* **Written task**: Go through the records and copy each line where the word "image" occurs.

* **Data listing**:
::::

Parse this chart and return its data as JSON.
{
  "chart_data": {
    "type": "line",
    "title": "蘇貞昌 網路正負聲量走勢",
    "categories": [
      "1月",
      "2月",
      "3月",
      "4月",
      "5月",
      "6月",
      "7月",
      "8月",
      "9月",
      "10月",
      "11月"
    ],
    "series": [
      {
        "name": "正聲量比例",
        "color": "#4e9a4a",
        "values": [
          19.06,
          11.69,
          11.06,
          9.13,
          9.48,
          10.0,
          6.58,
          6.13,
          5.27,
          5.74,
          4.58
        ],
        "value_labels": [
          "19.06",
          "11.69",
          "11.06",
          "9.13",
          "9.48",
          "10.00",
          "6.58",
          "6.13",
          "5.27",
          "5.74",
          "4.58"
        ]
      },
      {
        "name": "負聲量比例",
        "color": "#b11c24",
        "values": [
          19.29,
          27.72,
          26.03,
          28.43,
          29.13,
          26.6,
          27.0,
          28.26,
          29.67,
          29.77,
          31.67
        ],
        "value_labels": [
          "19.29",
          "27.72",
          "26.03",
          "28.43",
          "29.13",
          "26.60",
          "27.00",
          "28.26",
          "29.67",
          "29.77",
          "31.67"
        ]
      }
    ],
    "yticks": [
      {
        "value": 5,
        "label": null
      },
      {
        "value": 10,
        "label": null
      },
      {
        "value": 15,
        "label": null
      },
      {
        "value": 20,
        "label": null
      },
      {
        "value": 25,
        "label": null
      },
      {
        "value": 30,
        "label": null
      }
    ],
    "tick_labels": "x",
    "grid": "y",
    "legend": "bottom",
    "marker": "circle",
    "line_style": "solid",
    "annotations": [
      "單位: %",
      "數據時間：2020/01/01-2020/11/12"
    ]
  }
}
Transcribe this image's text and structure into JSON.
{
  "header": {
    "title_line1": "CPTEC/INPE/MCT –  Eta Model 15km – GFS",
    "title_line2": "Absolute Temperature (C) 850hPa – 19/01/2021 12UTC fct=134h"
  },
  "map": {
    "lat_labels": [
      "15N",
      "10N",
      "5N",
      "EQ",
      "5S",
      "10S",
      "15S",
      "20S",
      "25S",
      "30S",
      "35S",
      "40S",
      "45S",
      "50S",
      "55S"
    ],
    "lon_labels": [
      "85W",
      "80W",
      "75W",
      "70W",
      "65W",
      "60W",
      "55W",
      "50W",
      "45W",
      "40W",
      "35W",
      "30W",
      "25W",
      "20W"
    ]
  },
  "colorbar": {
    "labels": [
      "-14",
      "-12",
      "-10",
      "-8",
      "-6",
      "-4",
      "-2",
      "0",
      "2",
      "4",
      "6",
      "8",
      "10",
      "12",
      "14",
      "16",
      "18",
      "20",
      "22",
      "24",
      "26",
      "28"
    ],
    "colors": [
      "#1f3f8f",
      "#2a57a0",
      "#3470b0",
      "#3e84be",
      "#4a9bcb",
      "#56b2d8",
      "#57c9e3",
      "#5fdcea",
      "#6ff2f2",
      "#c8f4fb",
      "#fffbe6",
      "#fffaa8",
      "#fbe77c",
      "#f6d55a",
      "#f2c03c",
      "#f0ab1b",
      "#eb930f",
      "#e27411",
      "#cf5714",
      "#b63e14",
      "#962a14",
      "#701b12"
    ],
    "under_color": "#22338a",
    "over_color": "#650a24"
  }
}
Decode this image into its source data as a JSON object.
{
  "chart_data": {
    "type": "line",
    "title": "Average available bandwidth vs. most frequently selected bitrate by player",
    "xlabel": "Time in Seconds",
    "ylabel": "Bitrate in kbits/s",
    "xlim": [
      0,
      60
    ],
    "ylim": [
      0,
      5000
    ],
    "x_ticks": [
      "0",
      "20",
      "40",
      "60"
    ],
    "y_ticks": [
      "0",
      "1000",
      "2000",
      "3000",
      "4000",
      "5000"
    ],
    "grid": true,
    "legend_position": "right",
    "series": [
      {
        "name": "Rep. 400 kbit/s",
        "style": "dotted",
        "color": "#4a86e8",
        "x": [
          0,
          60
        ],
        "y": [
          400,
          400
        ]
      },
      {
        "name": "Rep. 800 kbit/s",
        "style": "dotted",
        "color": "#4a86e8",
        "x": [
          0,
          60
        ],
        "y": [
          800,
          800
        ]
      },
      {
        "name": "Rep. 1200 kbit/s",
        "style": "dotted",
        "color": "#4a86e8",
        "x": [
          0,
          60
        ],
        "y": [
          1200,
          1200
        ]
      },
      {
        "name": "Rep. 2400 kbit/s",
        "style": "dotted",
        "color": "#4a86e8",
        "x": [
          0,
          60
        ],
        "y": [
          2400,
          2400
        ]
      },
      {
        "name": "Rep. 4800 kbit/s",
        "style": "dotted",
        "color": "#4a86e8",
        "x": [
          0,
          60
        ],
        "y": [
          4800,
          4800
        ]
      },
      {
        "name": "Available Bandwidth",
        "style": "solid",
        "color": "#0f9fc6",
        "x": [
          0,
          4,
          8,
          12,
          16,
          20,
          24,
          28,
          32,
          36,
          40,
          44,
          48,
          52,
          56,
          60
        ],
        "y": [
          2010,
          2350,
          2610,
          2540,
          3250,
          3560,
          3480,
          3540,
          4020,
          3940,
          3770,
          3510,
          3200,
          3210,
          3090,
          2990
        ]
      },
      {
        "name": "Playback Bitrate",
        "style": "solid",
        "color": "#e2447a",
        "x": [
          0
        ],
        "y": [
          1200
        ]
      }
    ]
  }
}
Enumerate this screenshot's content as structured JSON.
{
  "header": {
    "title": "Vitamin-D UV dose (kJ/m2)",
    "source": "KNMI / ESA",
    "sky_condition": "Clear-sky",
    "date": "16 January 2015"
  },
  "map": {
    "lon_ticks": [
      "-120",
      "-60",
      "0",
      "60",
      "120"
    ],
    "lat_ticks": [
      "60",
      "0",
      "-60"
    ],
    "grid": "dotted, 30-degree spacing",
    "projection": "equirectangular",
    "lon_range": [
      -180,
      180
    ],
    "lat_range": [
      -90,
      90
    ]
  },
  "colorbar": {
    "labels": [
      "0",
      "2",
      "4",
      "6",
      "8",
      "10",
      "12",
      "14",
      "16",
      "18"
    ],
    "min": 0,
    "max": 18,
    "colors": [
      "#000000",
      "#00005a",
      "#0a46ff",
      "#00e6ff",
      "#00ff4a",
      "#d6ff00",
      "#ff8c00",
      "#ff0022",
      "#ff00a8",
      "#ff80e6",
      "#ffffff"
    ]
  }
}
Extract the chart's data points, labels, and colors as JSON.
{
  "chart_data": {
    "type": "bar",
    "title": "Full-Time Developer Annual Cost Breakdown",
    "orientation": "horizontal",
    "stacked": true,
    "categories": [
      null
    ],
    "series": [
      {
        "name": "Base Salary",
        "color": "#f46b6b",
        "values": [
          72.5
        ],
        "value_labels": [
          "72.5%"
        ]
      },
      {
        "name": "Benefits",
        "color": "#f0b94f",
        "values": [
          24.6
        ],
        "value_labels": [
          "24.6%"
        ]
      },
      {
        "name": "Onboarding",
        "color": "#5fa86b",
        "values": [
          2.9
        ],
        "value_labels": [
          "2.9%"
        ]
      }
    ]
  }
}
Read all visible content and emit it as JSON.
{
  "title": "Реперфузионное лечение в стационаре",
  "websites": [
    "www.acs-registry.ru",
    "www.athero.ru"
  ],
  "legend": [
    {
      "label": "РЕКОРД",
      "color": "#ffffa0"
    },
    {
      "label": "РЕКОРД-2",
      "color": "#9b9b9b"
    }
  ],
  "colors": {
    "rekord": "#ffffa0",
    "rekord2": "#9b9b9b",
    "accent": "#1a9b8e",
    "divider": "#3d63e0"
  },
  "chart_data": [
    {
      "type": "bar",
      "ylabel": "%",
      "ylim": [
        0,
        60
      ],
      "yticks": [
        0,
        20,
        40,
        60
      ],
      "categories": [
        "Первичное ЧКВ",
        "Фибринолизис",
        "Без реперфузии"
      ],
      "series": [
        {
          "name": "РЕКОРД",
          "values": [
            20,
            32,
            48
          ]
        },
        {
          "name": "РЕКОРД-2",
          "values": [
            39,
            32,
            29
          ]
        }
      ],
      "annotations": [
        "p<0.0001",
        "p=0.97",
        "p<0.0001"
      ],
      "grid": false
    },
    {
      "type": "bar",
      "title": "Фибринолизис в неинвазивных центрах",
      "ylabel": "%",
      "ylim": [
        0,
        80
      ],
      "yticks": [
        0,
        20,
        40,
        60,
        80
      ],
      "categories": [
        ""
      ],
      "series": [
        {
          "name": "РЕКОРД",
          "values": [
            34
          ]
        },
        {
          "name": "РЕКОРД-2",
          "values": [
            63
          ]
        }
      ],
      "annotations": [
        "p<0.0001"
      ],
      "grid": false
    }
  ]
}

::::

* **Response to the exercise**:
Transcribe this image's text and structure into JSON.
Decode this image into its source data as a JSON object.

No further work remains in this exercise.